→ **Directive**
Emit the data below verbatim, stripping out any pictures.

→ **Input material**

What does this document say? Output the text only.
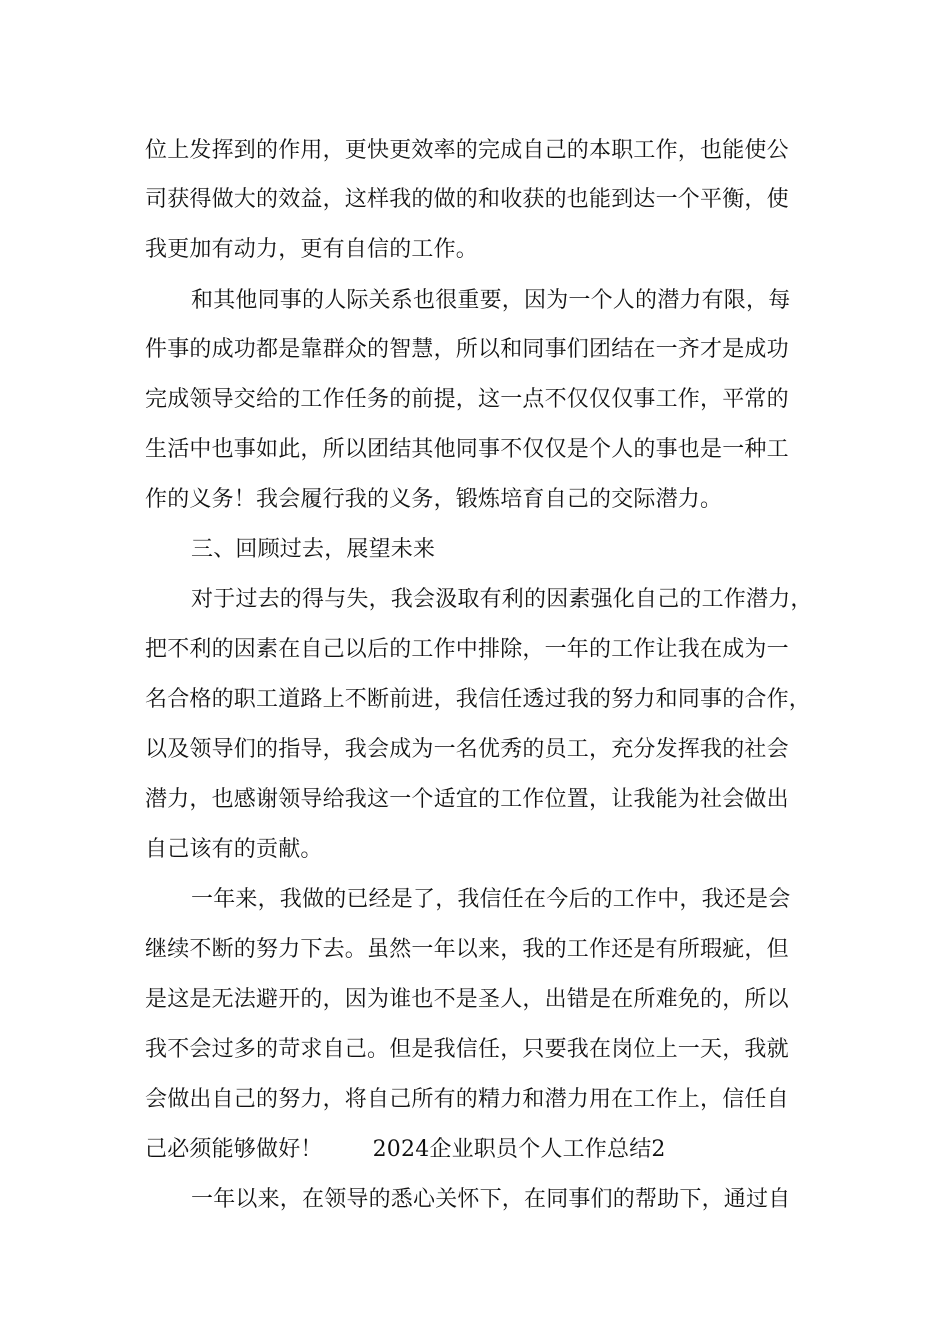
位上发挥到的作用，更快更效率的完成自己的本职工作，也能使公
司获得做大的效益，这样我的做的和收获的也能到达一个平衡，使
我更加有动力，更有自信的工作。
和其他同事的人际关系也很重要，因为一个人的潜力有限，每
件事的成功都是靠群众的智慧，所以和同事们团结在一齐才是成功
完成领导交给的工作任务的前提，这一点不仅仅仅事工作，平常的
生活中也事如此，所以团结其他同事不仅仅是个人的事也是一种工
作的义务！我会履行我的义务，锻炼培育自己的交际潜力。
三、回顾过去，展望未来
对于过去的得与失，我会汲取有利的因素强化自己的工作潜力，
把不利的因素在自己以后的工作中排除，一年的工作让我在成为一
名合格的职工道路上不断前进，我信任透过我的努力和同事的合作，
以及领导们的指导，我会成为一名优秀的员工，充分发挥我的社会
潜力，也感谢领导给我这一个适宜的工作位置，让我能为社会做出
自己该有的贡献。
一年来，我做的已经是了，我信任在今后的工作中，我还是会
继续不断的努力下去。虽然一年以来，我的工作还是有所瑕疵，但
是这是无法避开的，因为谁也不是圣人，出错是在所难免的，所以
我不会过多的苛求自己。但是我信任，只要我在岗位上一天，我就
会做出自己的努力，将自己所有的精力和潜力用在工作上，信任自
己必须能够做好！ 2024企业职员个人工作总结2
一年以来，在领导的悉心关怀下，在同事们的帮助下，通过自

→ **Right answer**
What does this document say? Output the text only.
位上发挥到的作用，更快更效率的完成自己的本职工作，也能使公
司获得做大的效益，这样我的做的和收获的也能到达一个平衡，使
我更加有动力，更有自信的工作。
和其他同事的人际关系也很重要，因为一个人的潜力有限，每
件事的成功都是靠群众的智慧，所以和同事们团结在一齐才是成功
完成领导交给的工作任务的前提，这一点不仅仅仅事工作，平常的
生活中也事如此，所以团结其他同事不仅仅是个人的事也是一种工
作的义务！我会履行我的义务，锻炼培育自己的交际潜力。
三、回顾过去，展望未来
对于过去的得与失，我会汲取有利的因素强化自己的工作潜力，
把不利的因素在自己以后的工作中排除，一年的工作让我在成为一
名合格的职工道路上不断前进，我信任透过我的努力和同事的合作，
以及领导们的指导，我会成为一名优秀的员工，充分发挥我的社会
潜力，也感谢领导给我这一个适宜的工作位置，让我能为社会做出
自己该有的贡献。
一年来，我做的已经是了，我信任在今后的工作中，我还是会
继续不断的努力下去。虽然一年以来，我的工作还是有所瑕疵，但
是这是无法避开的，因为谁也不是圣人，出错是在所难免的，所以
我不会过多的苛求自己。但是我信任，只要我在岗位上一天，我就
会做出自己的努力，将自己所有的精力和潜力用在工作上，信任自
己必须能够做好！ 2024企业职员个人工作总结2
一年以来，在领导的悉心关怀下，在同事们的帮助下，通过自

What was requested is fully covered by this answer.